WHAT YOU SHOULD DO
Write down every entry below once more, exactly.
■ ■ ■
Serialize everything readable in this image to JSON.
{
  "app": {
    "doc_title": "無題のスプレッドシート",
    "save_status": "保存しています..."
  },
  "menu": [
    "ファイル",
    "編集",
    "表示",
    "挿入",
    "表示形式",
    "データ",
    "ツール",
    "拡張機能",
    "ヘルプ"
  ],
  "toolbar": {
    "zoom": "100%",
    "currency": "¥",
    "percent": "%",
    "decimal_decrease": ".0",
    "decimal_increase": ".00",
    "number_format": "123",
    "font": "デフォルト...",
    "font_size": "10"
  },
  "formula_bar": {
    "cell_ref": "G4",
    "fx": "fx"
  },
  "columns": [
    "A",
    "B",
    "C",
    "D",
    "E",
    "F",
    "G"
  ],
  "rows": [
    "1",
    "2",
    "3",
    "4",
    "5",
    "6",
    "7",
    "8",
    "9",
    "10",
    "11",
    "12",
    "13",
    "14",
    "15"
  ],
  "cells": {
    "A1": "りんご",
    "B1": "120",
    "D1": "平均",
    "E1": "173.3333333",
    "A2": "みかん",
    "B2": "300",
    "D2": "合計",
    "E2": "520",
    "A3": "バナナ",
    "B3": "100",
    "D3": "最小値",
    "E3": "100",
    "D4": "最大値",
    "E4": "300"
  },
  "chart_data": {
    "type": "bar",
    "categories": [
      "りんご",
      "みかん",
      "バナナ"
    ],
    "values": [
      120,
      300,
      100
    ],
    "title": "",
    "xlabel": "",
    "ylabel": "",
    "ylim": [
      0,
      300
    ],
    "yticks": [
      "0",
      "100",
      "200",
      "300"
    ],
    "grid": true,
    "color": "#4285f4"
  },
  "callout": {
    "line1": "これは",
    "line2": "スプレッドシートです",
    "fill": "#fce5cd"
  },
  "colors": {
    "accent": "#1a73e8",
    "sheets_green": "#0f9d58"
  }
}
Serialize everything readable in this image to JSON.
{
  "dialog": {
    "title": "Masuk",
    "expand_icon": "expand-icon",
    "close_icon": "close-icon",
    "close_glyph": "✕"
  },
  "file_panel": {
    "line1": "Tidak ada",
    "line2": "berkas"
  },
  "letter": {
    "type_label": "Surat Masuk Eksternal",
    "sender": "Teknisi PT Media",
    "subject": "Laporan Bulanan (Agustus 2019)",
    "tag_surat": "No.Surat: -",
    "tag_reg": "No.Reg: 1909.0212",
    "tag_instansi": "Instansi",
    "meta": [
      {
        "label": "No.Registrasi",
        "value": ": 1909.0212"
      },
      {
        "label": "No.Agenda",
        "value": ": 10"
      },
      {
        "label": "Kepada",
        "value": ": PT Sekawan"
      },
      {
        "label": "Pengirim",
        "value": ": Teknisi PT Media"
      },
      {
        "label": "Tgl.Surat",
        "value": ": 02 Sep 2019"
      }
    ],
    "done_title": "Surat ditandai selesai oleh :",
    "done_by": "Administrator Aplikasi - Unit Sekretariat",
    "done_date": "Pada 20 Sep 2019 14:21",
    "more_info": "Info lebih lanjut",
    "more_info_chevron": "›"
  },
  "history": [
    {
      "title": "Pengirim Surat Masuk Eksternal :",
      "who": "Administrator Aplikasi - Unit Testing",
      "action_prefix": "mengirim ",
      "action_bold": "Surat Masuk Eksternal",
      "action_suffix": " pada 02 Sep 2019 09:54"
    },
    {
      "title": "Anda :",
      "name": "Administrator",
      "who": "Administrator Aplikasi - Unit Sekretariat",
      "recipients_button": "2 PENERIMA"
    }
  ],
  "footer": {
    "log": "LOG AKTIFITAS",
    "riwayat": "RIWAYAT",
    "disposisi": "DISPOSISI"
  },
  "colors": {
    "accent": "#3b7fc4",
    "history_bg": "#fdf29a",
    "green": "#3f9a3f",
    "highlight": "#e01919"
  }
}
■ ■ ■
ANSWER TO THIS PROBLEM
Serialize everything readable in this image to JSON.
{
  "app": {
    "doc_title": "無題のスプレッドシート",
    "save_status": "保存しています..."
  },
  "menu": [
    "ファイル",
    "編集",
    "表示",
    "挿入",
    "表示形式",
    "データ",
    "ツール",
    "拡張機能",
    "ヘルプ"
  ],
  "toolbar": {
    "zoom": "100%",
    "currency": "¥",
    "percent": "%",
    "decimal_decrease": ".0",
    "decimal_increase": ".00",
    "number_format": "123",
    "font": "デフォルト...",
    "font_size": "10"
  },
  "formula_bar": {
    "cell_ref": "G4",
    "fx": "fx"
  },
  "columns": [
    "A",
    "B",
    "C",
    "D",
    "E",
    "F",
    "G"
  ],
  "rows": [
    "1",
    "2",
    "3",
    "4",
    "5",
    "6",
    "7",
    "8",
    "9",
    "10",
    "11",
    "12",
    "13",
    "14",
    "15"
  ],
  "cells": {
    "A1": "りんご",
    "B1": "120",
    "D1": "平均",
    "E1": "173.3333333",
    "A2": "みかん",
    "B2": "300",
    "D2": "合計",
    "E2": "520",
    "A3": "バナナ",
    "B3": "100",
    "D3": "最小値",
    "E3": "100",
    "D4": "最大値",
    "E4": "300"
  },
  "chart_data": {
    "type": "bar",
    "categories": [
      "りんご",
      "みかん",
      "バナナ"
    ],
    "values": [
      120,
      300,
      100
    ],
    "title": "",
    "xlabel": "",
    "ylabel": "",
    "ylim": [
      0,
      300
    ],
    "yticks": [
      "0",
      "100",
      "200",
      "300"
    ],
    "grid": true,
    "color": "#4285f4"
  },
  "callout": {
    "line1": "これは",
    "line2": "スプレッドシートです",
    "fill": "#fce5cd"
  },
  "colors": {
    "accent": "#1a73e8",
    "sheets_green": "#0f9d58"
  }
}
Serialize everything readable in this image to JSON.
{
  "dialog": {
    "title": "Masuk",
    "expand_icon": "expand-icon",
    "close_icon": "close-icon",
    "close_glyph": "✕"
  },
  "file_panel": {
    "line1": "Tidak ada",
    "line2": "berkas"
  },
  "letter": {
    "type_label": "Surat Masuk Eksternal",
    "sender": "Teknisi PT Media",
    "subject": "Laporan Bulanan (Agustus 2019)",
    "tag_surat": "No.Surat: -",
    "tag_reg": "No.Reg: 1909.0212",
    "tag_instansi": "Instansi",
    "meta": [
      {
        "label": "No.Registrasi",
        "value": ": 1909.0212"
      },
      {
        "label": "No.Agenda",
        "value": ": 10"
      },
      {
        "label": "Kepada",
        "value": ": PT Sekawan"
      },
      {
        "label": "Pengirim",
        "value": ": Teknisi PT Media"
      },
      {
        "label": "Tgl.Surat",
        "value": ": 02 Sep 2019"
      }
    ],
    "done_title": "Surat ditandai selesai oleh :",
    "done_by": "Administrator Aplikasi - Unit Sekretariat",
    "done_date": "Pada 20 Sep 2019 14:21",
    "more_info": "Info lebih lanjut",
    "more_info_chevron": "›"
  },
  "history": [
    {
      "title": "Pengirim Surat Masuk Eksternal :",
      "who": "Administrator Aplikasi - Unit Testing",
      "action_prefix": "mengirim ",
      "action_bold": "Surat Masuk Eksternal",
      "action_suffix": " pada 02 Sep 2019 09:54"
    },
    {
      "title": "Anda :",
      "name": "Administrator",
      "who": "Administrator Aplikasi - Unit Sekretariat",
      "recipients_button": "2 PENERIMA"
    }
  ],
  "footer": {
    "log": "LOG AKTIFITAS",
    "riwayat": "RIWAYAT",
    "disposisi": "DISPOSISI"
  },
  "colors": {
    "accent": "#3b7fc4",
    "history_bg": "#fdf29a",
    "green": "#3f9a3f",
    "highlight": "#e01919"
  }
}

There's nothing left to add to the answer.